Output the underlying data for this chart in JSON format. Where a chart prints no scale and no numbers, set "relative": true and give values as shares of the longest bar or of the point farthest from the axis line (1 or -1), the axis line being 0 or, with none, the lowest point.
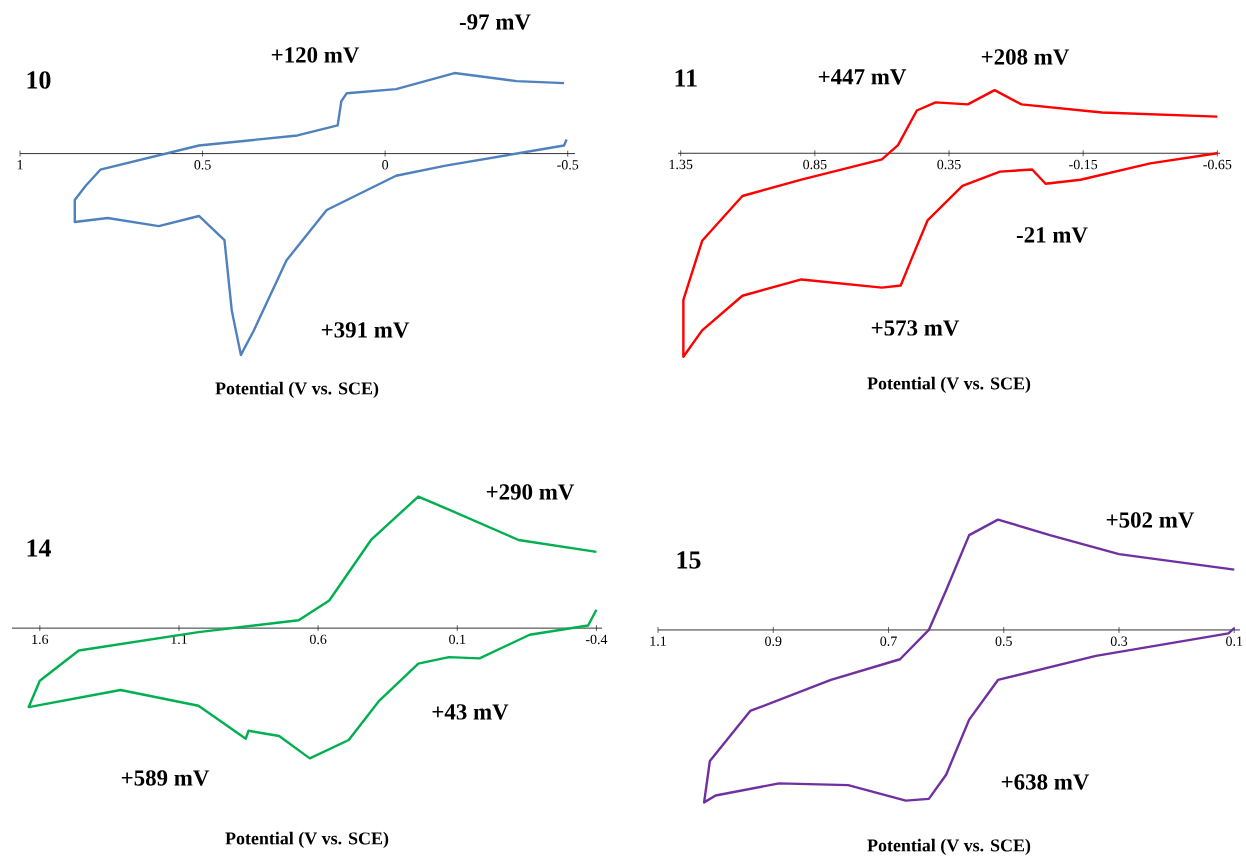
{
  "chart_data": [
    {
      "type": "line",
      "relative": true,
      "title": "10",
      "xlabel": "Potential (V vs. SCE)",
      "xlim": [
        1.0,
        -0.52
      ],
      "xticks": [
        1,
        0.5,
        0,
        -0.5
      ],
      "color": "#4f81bd",
      "x": [
        -0.497,
        -0.49,
        -0.166,
        -0.03,
        0.16,
        0.27,
        0.36,
        0.395,
        0.42,
        0.44,
        0.51,
        0.62,
        0.76,
        0.85,
        0.85,
        0.82,
        0.78,
        0.51,
        0.24,
        0.13,
        0.12,
        0.105,
        -0.03,
        -0.19,
        -0.36,
        -0.49
      ],
      "values": [
        0.07,
        0.04,
        -0.06,
        -0.11,
        -0.28,
        -0.53,
        -0.88,
        -1,
        -0.78,
        -0.43,
        -0.31,
        -0.36,
        -0.32,
        -0.34,
        -0.23,
        -0.16,
        -0.08,
        0.04,
        0.09,
        0.14,
        0.26,
        0.3,
        0.32,
        0.4,
        0.36,
        0.35
      ],
      "annotations": [
        "+120 mV",
        "-97 mV",
        "+391 mV"
      ]
    },
    {
      "type": "line",
      "relative": true,
      "title": "11",
      "xlabel": "Potential (V vs. SCE)",
      "xlim": [
        1.36,
        -0.66
      ],
      "xticks": [
        1.35,
        0.85,
        0.35,
        -0.15,
        -0.65
      ],
      "color": "#ff0000",
      "x": [
        -0.65,
        -0.4,
        -0.14,
        -0.01,
        0.04,
        0.16,
        0.3,
        0.43,
        0.49,
        0.53,
        0.6,
        0.9,
        1.12,
        1.27,
        1.34,
        1.34,
        1.27,
        1.12,
        0.9,
        0.6,
        0.54,
        0.47,
        0.4,
        0.28,
        0.18,
        0.08,
        -0.22,
        -0.65
      ],
      "values": [
        0.0,
        -0.05,
        -0.13,
        -0.15,
        -0.08,
        -0.09,
        -0.16,
        -0.33,
        -0.52,
        -0.65,
        -0.66,
        -0.62,
        -0.7,
        -0.87,
        -1,
        -0.72,
        -0.43,
        -0.21,
        -0.13,
        -0.03,
        0.04,
        0.21,
        0.25,
        0.24,
        0.31,
        0.24,
        0.2,
        0.18
      ],
      "annotations": [
        "+447 mV",
        "+208 mV",
        "-21 mV",
        "+573 mV"
      ]
    },
    {
      "type": "line",
      "relative": true,
      "title": "14",
      "xlabel": "Potential (V vs. SCE)",
      "xlim": [
        1.7,
        -0.42
      ],
      "xticks": [
        1.6,
        1.1,
        0.6,
        0.1,
        -0.4
      ],
      "color": "#00b050",
      "x": [
        -0.4,
        -0.37,
        -0.16,
        0.02,
        0.13,
        0.24,
        0.38,
        0.49,
        0.63,
        0.74,
        0.85,
        0.86,
        1.03,
        1.31,
        1.64,
        1.6,
        1.46,
        1.03,
        0.67,
        0.56,
        0.41,
        0.24,
        0.13,
        -0.12,
        -0.4
      ],
      "values": [
        0.14,
        0.02,
        -0.05,
        -0.23,
        -0.22,
        -0.27,
        -0.55,
        -0.85,
        -0.99,
        -0.82,
        -0.78,
        -0.84,
        -0.59,
        -0.47,
        -0.6,
        -0.4,
        -0.17,
        -0.03,
        0.06,
        0.21,
        0.67,
        1,
        0.9,
        0.67,
        0.58
      ],
      "annotations": [
        "+290 mV",
        "+43 mV",
        "+589 mV"
      ]
    },
    {
      "type": "line",
      "relative": true,
      "title": "15",
      "xlabel": "Potential (V vs. SCE)",
      "xlim": [
        1.1,
        0.09
      ],
      "xticks": [
        1.1,
        0.9,
        0.7,
        0.5,
        0.3,
        0.1
      ],
      "color": "#7030a0",
      "x": [
        0.1,
        0.11,
        0.34,
        0.51,
        0.56,
        0.6,
        0.63,
        0.67,
        0.77,
        0.89,
        1.0,
        1.02,
        1.01,
        0.94,
        0.8,
        0.68,
        0.63,
        0.6,
        0.56,
        0.51,
        0.42,
        0.3,
        0.1
      ],
      "values": [
        0.01,
        -0.02,
        -0.15,
        -0.29,
        -0.52,
        -0.84,
        -0.98,
        -0.99,
        -0.9,
        -0.89,
        -0.96,
        -1,
        -0.76,
        -0.47,
        -0.29,
        -0.17,
        0.0,
        0.23,
        0.55,
        0.64,
        0.55,
        0.44,
        0.35
      ],
      "annotations": [
        "+502 mV",
        "+638 mV"
      ]
    }
  ]
}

--------------------

Without including any picture, repeat the data exactly.

▶ **Result for this task**
Output the underlying data for this chart in JSON format. Where a chart prints no scale and no numbers, set "relative": true and give values as shares of the longest bar or of the point farthest from the axis line (1 or -1), the axis line being 0 or, with none, the lowest point.
{
  "chart_data": [
    {
      "type": "line",
      "relative": true,
      "title": "10",
      "xlabel": "Potential (V vs. SCE)",
      "xlim": [
        1.0,
        -0.52
      ],
      "xticks": [
        1,
        0.5,
        0,
        -0.5
      ],
      "color": "#4f81bd",
      "x": [
        -0.497,
        -0.49,
        -0.166,
        -0.03,
        0.16,
        0.27,
        0.36,
        0.395,
        0.42,
        0.44,
        0.51,
        0.62,
        0.76,
        0.85,
        0.85,
        0.82,
        0.78,
        0.51,
        0.24,
        0.13,
        0.12,
        0.105,
        -0.03,
        -0.19,
        -0.36,
        -0.49
      ],
      "values": [
        0.07,
        0.04,
        -0.06,
        -0.11,
        -0.28,
        -0.53,
        -0.88,
        -1,
        -0.78,
        -0.43,
        -0.31,
        -0.36,
        -0.32,
        -0.34,
        -0.23,
        -0.16,
        -0.08,
        0.04,
        0.09,
        0.14,
        0.26,
        0.3,
        0.32,
        0.4,
        0.36,
        0.35
      ],
      "annotations": [
        "+120 mV",
        "-97 mV",
        "+391 mV"
      ]
    },
    {
      "type": "line",
      "relative": true,
      "title": "11",
      "xlabel": "Potential (V vs. SCE)",
      "xlim": [
        1.36,
        -0.66
      ],
      "xticks": [
        1.35,
        0.85,
        0.35,
        -0.15,
        -0.65
      ],
      "color": "#ff0000",
      "x": [
        -0.65,
        -0.4,
        -0.14,
        -0.01,
        0.04,
        0.16,
        0.3,
        0.43,
        0.49,
        0.53,
        0.6,
        0.9,
        1.12,
        1.27,
        1.34,
        1.34,
        1.27,
        1.12,
        0.9,
        0.6,
        0.54,
        0.47,
        0.4,
        0.28,
        0.18,
        0.08,
        -0.22,
        -0.65
      ],
      "values": [
        0.0,
        -0.05,
        -0.13,
        -0.15,
        -0.08,
        -0.09,
        -0.16,
        -0.33,
        -0.52,
        -0.65,
        -0.66,
        -0.62,
        -0.7,
        -0.87,
        -1,
        -0.72,
        -0.43,
        -0.21,
        -0.13,
        -0.03,
        0.04,
        0.21,
        0.25,
        0.24,
        0.31,
        0.24,
        0.2,
        0.18
      ],
      "annotations": [
        "+447 mV",
        "+208 mV",
        "-21 mV",
        "+573 mV"
      ]
    },
    {
      "type": "line",
      "relative": true,
      "title": "14",
      "xlabel": "Potential (V vs. SCE)",
      "xlim": [
        1.7,
        -0.42
      ],
      "xticks": [
        1.6,
        1.1,
        0.6,
        0.1,
        -0.4
      ],
      "color": "#00b050",
      "x": [
        -0.4,
        -0.37,
        -0.16,
        0.02,
        0.13,
        0.24,
        0.38,
        0.49,
        0.63,
        0.74,
        0.85,
        0.86,
        1.03,
        1.31,
        1.64,
        1.6,
        1.46,
        1.03,
        0.67,
        0.56,
        0.41,
        0.24,
        0.13,
        -0.12,
        -0.4
      ],
      "values": [
        0.14,
        0.02,
        -0.05,
        -0.23,
        -0.22,
        -0.27,
        -0.55,
        -0.85,
        -0.99,
        -0.82,
        -0.78,
        -0.84,
        -0.59,
        -0.47,
        -0.6,
        -0.4,
        -0.17,
        -0.03,
        0.06,
        0.21,
        0.67,
        1,
        0.9,
        0.67,
        0.58
      ],
      "annotations": [
        "+290 mV",
        "+43 mV",
        "+589 mV"
      ]
    },
    {
      "type": "line",
      "relative": true,
      "title": "15",
      "xlabel": "Potential (V vs. SCE)",
      "xlim": [
        1.1,
        0.09
      ],
      "xticks": [
        1.1,
        0.9,
        0.7,
        0.5,
        0.3,
        0.1
      ],
      "color": "#7030a0",
      "x": [
        0.1,
        0.11,
        0.34,
        0.51,
        0.56,
        0.6,
        0.63,
        0.67,
        0.77,
        0.89,
        1.0,
        1.02,
        1.01,
        0.94,
        0.8,
        0.68,
        0.63,
        0.6,
        0.56,
        0.51,
        0.42,
        0.3,
        0.1
      ],
      "values": [
        0.01,
        -0.02,
        -0.15,
        -0.29,
        -0.52,
        -0.84,
        -0.98,
        -0.99,
        -0.9,
        -0.89,
        -0.96,
        -1,
        -0.76,
        -0.47,
        -0.29,
        -0.17,
        0.0,
        0.23,
        0.55,
        0.64,
        0.55,
        0.44,
        0.35
      ],
      "annotations": [
        "+502 mV",
        "+638 mV"
      ]
    }
  ]
}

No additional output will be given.